[Start of Provided records]

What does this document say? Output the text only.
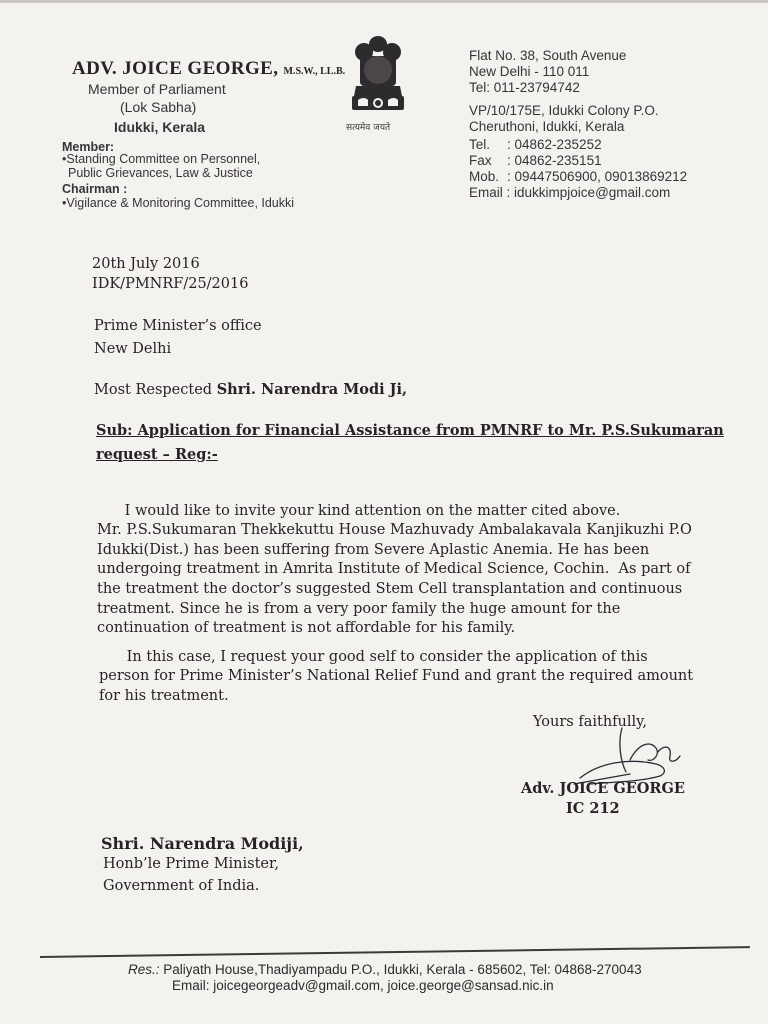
ADV. JOICE GEORGE, M.S.W., LL.B.
Member of Parliament
(Lok Sabha)
Idukki, Kerala
Member:
•Standing Committee on Personnel,
Public Grievances, Law & Justice
Chairman :
•Vigilance & Monitoring Committee, Idukki
सत्यमेव जयते
Flat No. 38, South Avenue
New Delhi - 110 011
Tel: 011-23794742
VP/10/175E, Idukki Colony P.O.
Cheruthoni, Idukki, Kerala
Tel. : 04862-235252
Fax : 04862-235151
Mob. : 09447506900, 09013869212
Email : idukkimpjoice@gmail.com
20th July 2016
IDK/PMNRF/25/2016
Prime Minister’s office
New Delhi
Most Respected Shri. Narendra Modi Ji,
Sub: Application for Financial Assistance from PMNRF to Mr. P.S.Sukumaran
request – Reg:-

I would like to invite your kind attention on the matter cited above.
Mr. P.S.Sukumaran Thekkekuttu House Mazhuvady Ambalakavala Kanjikuzhi P.O
Idukki(Dist.) has been suffering from Severe Aplastic Anemia. He has been
undergoing treatment in Amrita Institute of Medical Science, Cochin.  As part of
the treatment the doctor’s suggested Stem Cell transplantation and continuous
treatment. Since he is from a very poor family the huge amount for the
continuation of treatment is not affordable for his family.

In this case, I request your good self to consider the application of this
person for Prime Minister’s National Relief Fund and grant the required amount
for his treatment.

Yours faithfully,
Adv. JOICE GEORGE
IC 212
Shri. Narendra Modiji,
Honb’le Prime Minister,
Government of India.
Res.: Paliyath House,Thadiyampadu P.O., Idukki, Kerala - 685602, Tel: 04868-270043
Email: joicegeorgeadv@gmail.com, joice.george@sansad.nic.in
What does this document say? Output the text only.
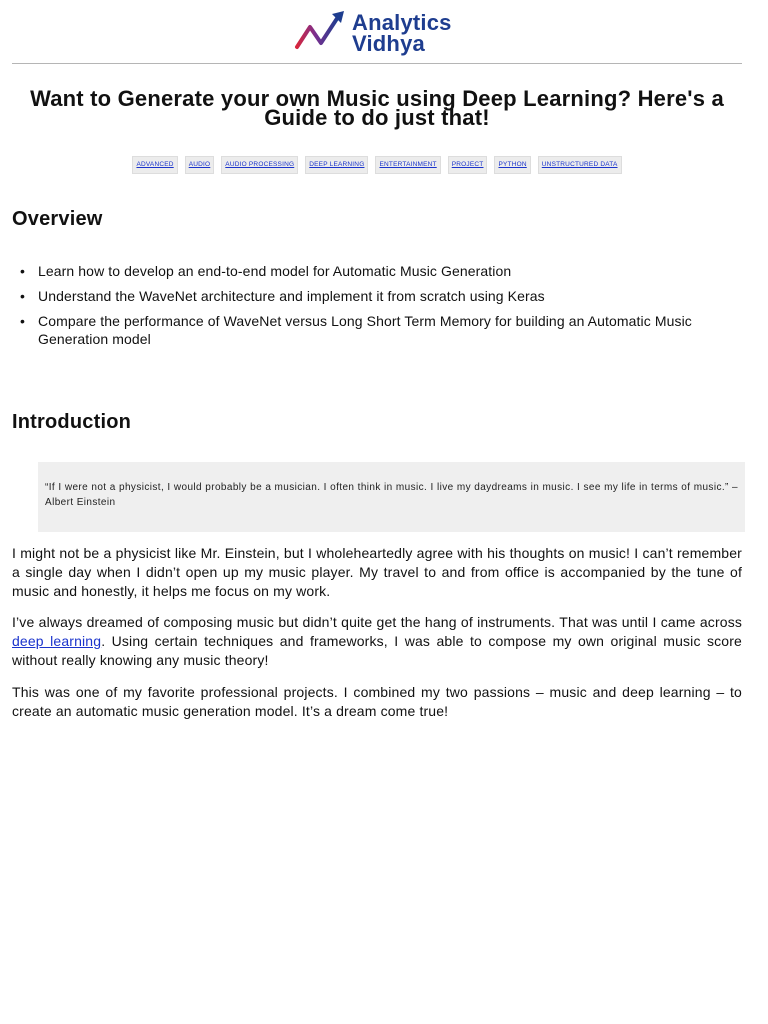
Analytics
Vidhya
Want to Generate your own Music using Deep Learning? Here's a Guide to do just that!
ADVANCED	AUDIO	AUDIO PROCESSING	DEEP LEARNING	ENTERTAINMENT	PROJECT	PYTHON	UNSTRUCTURED DATA
Overview
• Learn how to develop an end-to-end model for Automatic Music Generation
• Understand the WaveNet architecture and implement it from scratch using Keras
• Compare the performance of WaveNet versus Long Short Term Memory for building an Automatic Music Generation model
Introduction

“If I were not a physicist, I would probably be a musician. I often think in music. I live my daydreams in music. I see my life in terms of music.” – Albert Einstein

I might not be a physicist like Mr. Einstein, but I wholeheartedly agree with his thoughts on music! I can’t remember a single day when I didn’t open up my music player. My travel to and from office is accompanied by the tune of music and honestly, it helps me focus on my work.

I’ve always dreamed of composing music but didn’t quite get the hang of instruments. That was until I came across deep learning. Using certain techniques and frameworks, I was able to compose my own original music score without really knowing any music theory!

This was one of my favorite professional projects. I combined my two passions – music and deep learning – to create an automatic music generation model. It’s a dream come true!
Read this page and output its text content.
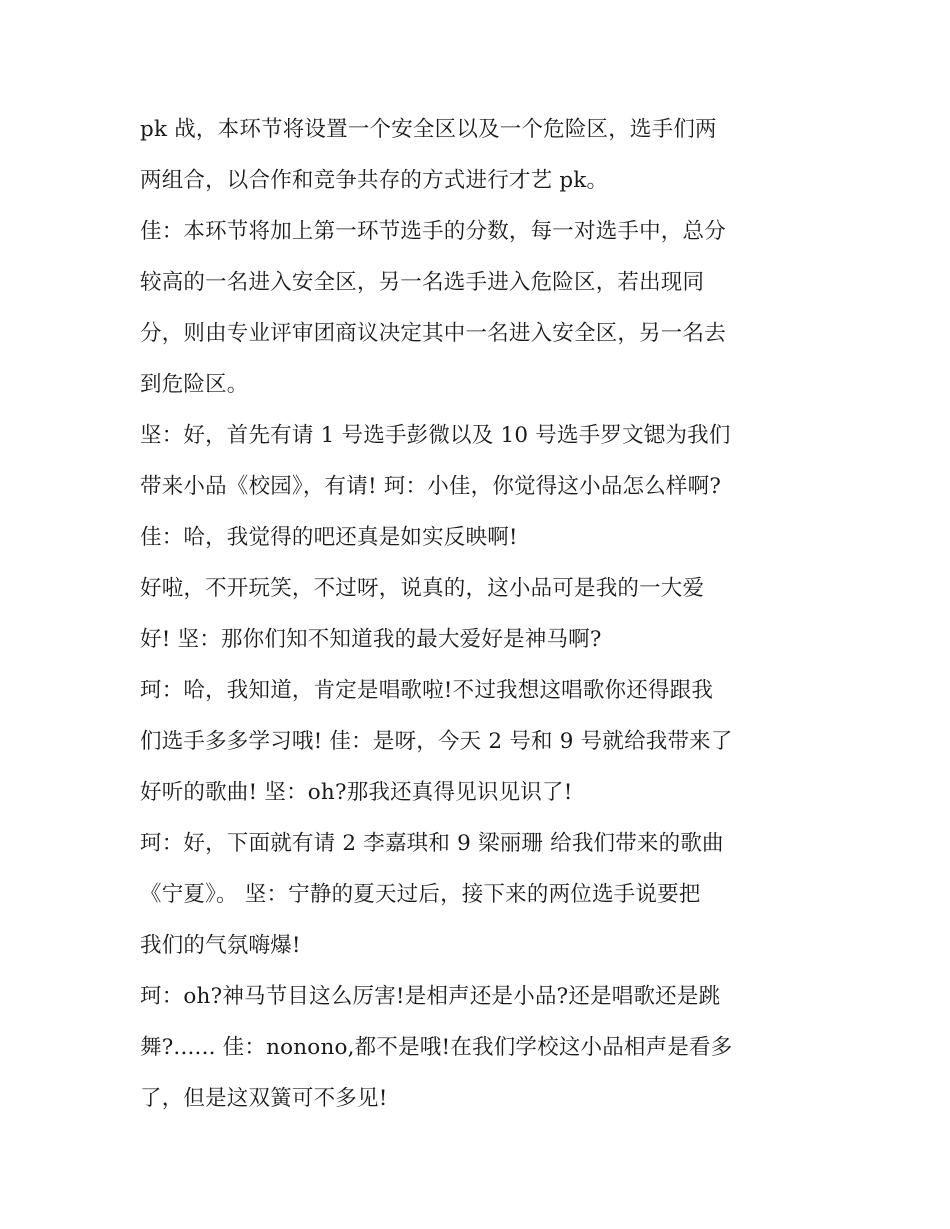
pk 战，本环节将设置一个安全区以及一个危险区，选手们两
两组合，以合作和竞争共存的方式进行才艺 pk。
佳：本环节将加上第一环节选手的分数，每一对选手中，总分
较高的一名进入安全区，另一名选手进入危险区，若出现同
分，则由专业评审团商议决定其中一名进入安全区，另一名去
到危险区。
坚：好，首先有请 1 号选手彭微以及 10 号选手罗文锶为我们
带来小品《校园》，有请! 珂：小佳，你觉得这小品怎么样啊?
佳：哈，我觉得的吧还真是如实反映啊!
好啦，不开玩笑，不过呀，说真的，这小品可是我的一大爱
好! 坚：那你们知不知道我的最大爱好是神马啊?
珂：哈，我知道，肯定是唱歌啦!不过我想这唱歌你还得跟我
们选手多多学习哦! 佳：是呀，今天 2 号和 9 号就给我带来了
好听的歌曲! 坚：oh?那我还真得见识见识了!
珂：好，下面就有请 2 李嘉琪和 9 梁丽珊 给我们带来的歌曲
《宁夏》。 坚：宁静的夏天过后，接下来的两位选手说要把
我们的气氛嗨爆!
珂：oh?神马节目这么厉害!是相声还是小品?还是唱歌还是跳
舞?...... 佳：nonono,都不是哦!在我们学校这小品相声是看多
了，但是这双簧可不多见!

[End of Provided records]

▸ Given exercise
Every line of the data should be copied as it stands, without the images.

▸ The output
What does this document say? Output the text only.
ADV. JOICE GEORGE, M.S.W., LL.B.
Member of Parliament
(Lok Sabha)
Idukki, Kerala
Member:
•Standing Committee on Personnel,
Public Grievances, Law & Justice
Chairman :
•Vigilance & Monitoring Committee, Idukki
सत्यमेव जयते
Flat No. 38, South Avenue
New Delhi - 110 011
Tel: 011-23794742
VP/10/175E, Idukki Colony P.O.
Cheruthoni, Idukki, Kerala
Tel. : 04862-235252
Fax : 04862-235151
Mob. : 09447506900, 09013869212
Email : idukkimpjoice@gmail.com
20th July 2016
IDK/PMNRF/25/2016
Prime Minister’s office
New Delhi
Most Respected Shri. Narendra Modi Ji,
Sub: Application for Financial Assistance from PMNRF to Mr. P.S.Sukumaran
request – Reg:-

I would like to invite your kind attention on the matter cited above.
Mr. P.S.Sukumaran Thekkekuttu House Mazhuvady Ambalakavala Kanjikuzhi P.O
Idukki(Dist.) has been suffering from Severe Aplastic Anemia. He has been
undergoing treatment in Amrita Institute of Medical Science, Cochin.  As part of
the treatment the doctor’s suggested Stem Cell transplantation and continuous
treatment. Since he is from a very poor family the huge amount for the
continuation of treatment is not affordable for his family.

In this case, I request your good self to consider the application of this
person for Prime Minister’s National Relief Fund and grant the required amount
for his treatment.

Yours faithfully,
Adv. JOICE GEORGE
IC 212
Shri. Narendra Modiji,
Honb’le Prime Minister,
Government of India.
Res.: Paliyath House,Thadiyampadu P.O., Idukki, Kerala - 685602, Tel: 04868-270043
Email: joicegeorgeadv@gmail.com, joice.george@sansad.nic.in
What does this document say? Output the text only.
Analytics
Vidhya
Want to Generate your own Music using Deep Learning? Here's a Guide to do just that!
ADVANCED	AUDIO	AUDIO PROCESSING	DEEP LEARNING	ENTERTAINMENT	PROJECT	PYTHON	UNSTRUCTURED DATA
Overview
• Learn how to develop an end-to-end model for Automatic Music Generation
• Understand the WaveNet architecture and implement it from scratch using Keras
• Compare the performance of WaveNet versus Long Short Term Memory for building an Automatic Music Generation model
Introduction

“If I were not a physicist, I would probably be a musician. I often think in music. I live my daydreams in music. I see my life in terms of music.” – Albert Einstein

I might not be a physicist like Mr. Einstein, but I wholeheartedly agree with his thoughts on music! I can’t remember a single day when I didn’t open up my music player. My travel to and from office is accompanied by the tune of music and honestly, it helps me focus on my work.

I’ve always dreamed of composing music but didn’t quite get the hang of instruments. That was until I came across deep learning. Using certain techniques and frameworks, I was able to compose my own original music score without really knowing any music theory!

This was one of my favorite professional projects. I combined my two passions – music and deep learning – to create an automatic music generation model. It’s a dream come true!
Read this page and output its text content.
pk 战，本环节将设置一个安全区以及一个危险区，选手们两
两组合，以合作和竞争共存的方式进行才艺 pk。
佳：本环节将加上第一环节选手的分数，每一对选手中，总分
较高的一名进入安全区，另一名选手进入危险区，若出现同
分，则由专业评审团商议决定其中一名进入安全区，另一名去
到危险区。
坚：好，首先有请 1 号选手彭微以及 10 号选手罗文锶为我们
带来小品《校园》，有请! 珂：小佳，你觉得这小品怎么样啊?
佳：哈，我觉得的吧还真是如实反映啊!
好啦，不开玩笑，不过呀，说真的，这小品可是我的一大爱
好! 坚：那你们知不知道我的最大爱好是神马啊?
珂：哈，我知道，肯定是唱歌啦!不过我想这唱歌你还得跟我
们选手多多学习哦! 佳：是呀，今天 2 号和 9 号就给我带来了
好听的歌曲! 坚：oh?那我还真得见识见识了!
珂：好，下面就有请 2 李嘉琪和 9 梁丽珊 给我们带来的歌曲
《宁夏》。 坚：宁静的夏天过后，接下来的两位选手说要把
我们的气氛嗨爆!
珂：oh?神马节目这么厉害!是相声还是小品?还是唱歌还是跳
舞?...... 佳：nonono,都不是哦!在我们学校这小品相声是看多
了，但是这双簧可不多见!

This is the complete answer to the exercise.